TASK OBJECTIVE
Copy out each line below that has the word "Valor" in it.

____________________

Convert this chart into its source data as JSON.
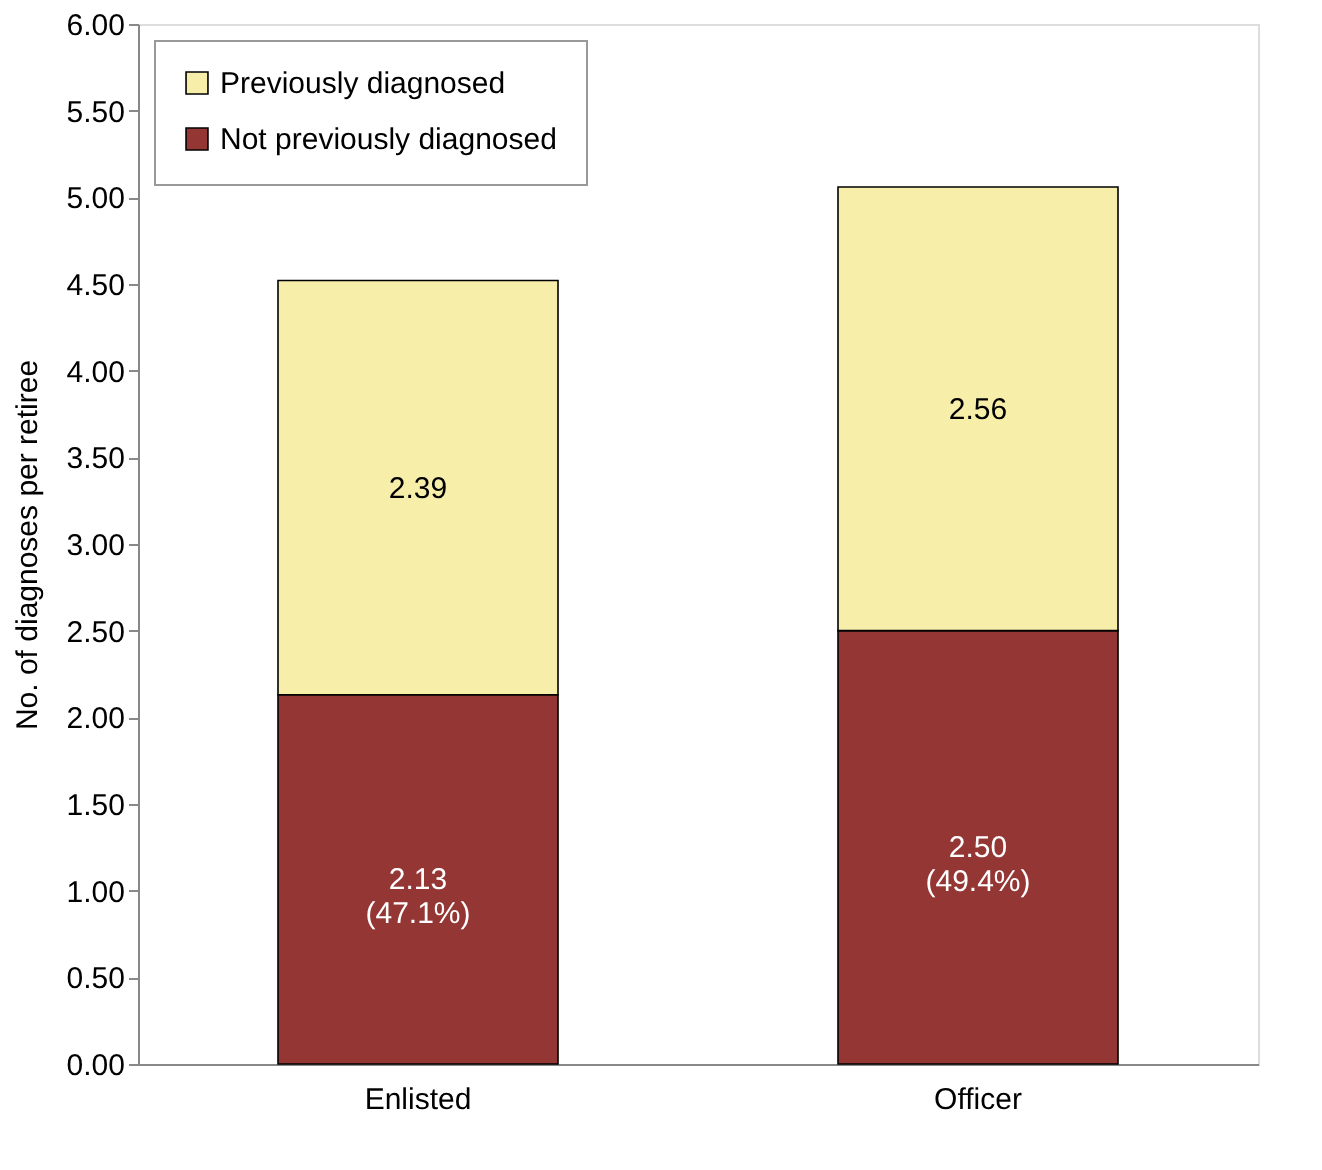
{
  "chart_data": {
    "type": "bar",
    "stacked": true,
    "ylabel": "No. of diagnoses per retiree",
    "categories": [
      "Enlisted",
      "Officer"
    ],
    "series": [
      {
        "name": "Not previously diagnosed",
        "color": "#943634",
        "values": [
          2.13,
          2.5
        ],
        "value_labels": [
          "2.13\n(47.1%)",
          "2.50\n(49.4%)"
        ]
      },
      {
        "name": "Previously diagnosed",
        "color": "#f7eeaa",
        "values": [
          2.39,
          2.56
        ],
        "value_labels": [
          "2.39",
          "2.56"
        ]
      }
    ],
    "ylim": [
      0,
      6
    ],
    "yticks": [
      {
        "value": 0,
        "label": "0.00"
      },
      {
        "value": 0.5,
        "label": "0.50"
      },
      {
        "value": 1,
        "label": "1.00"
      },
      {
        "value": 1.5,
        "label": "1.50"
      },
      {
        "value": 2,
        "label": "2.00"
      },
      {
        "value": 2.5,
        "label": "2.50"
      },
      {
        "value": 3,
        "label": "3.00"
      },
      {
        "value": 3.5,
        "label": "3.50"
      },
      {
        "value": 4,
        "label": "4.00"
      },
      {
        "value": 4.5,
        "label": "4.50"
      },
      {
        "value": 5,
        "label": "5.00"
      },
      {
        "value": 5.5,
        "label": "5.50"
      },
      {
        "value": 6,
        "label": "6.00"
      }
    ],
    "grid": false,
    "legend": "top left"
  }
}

____________________

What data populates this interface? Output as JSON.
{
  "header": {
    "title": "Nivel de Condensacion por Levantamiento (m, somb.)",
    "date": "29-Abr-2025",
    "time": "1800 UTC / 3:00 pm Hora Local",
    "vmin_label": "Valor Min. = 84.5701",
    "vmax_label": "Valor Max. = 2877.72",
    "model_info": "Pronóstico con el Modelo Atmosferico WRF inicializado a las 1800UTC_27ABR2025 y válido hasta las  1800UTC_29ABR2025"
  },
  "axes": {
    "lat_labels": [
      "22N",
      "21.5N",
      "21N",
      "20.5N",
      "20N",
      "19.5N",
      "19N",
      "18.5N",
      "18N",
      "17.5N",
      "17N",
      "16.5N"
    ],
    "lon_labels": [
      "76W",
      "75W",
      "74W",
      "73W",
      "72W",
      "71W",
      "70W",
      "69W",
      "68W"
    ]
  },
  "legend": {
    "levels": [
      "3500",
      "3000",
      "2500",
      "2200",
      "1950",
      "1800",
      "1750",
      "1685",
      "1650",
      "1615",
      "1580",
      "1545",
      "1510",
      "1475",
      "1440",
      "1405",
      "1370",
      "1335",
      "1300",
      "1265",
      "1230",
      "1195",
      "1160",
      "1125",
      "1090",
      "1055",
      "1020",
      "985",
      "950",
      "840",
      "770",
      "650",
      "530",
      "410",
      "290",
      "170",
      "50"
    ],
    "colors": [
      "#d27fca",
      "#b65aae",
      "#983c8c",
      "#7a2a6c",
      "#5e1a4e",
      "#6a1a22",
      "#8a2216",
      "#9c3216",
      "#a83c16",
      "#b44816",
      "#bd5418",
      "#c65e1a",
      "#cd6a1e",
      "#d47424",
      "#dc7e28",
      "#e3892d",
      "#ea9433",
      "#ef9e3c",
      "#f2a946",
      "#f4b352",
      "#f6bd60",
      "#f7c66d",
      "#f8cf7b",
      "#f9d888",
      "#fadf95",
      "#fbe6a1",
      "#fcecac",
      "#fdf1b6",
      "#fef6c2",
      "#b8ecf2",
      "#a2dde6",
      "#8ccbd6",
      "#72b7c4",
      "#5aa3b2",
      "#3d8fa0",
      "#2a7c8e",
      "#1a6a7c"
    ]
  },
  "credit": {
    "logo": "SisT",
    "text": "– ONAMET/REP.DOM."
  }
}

____________________

THE RESULT
    "vmin_label": "Valor Min. = 84.5701",
    "vmax_label": "Valor Max. = 2877.72",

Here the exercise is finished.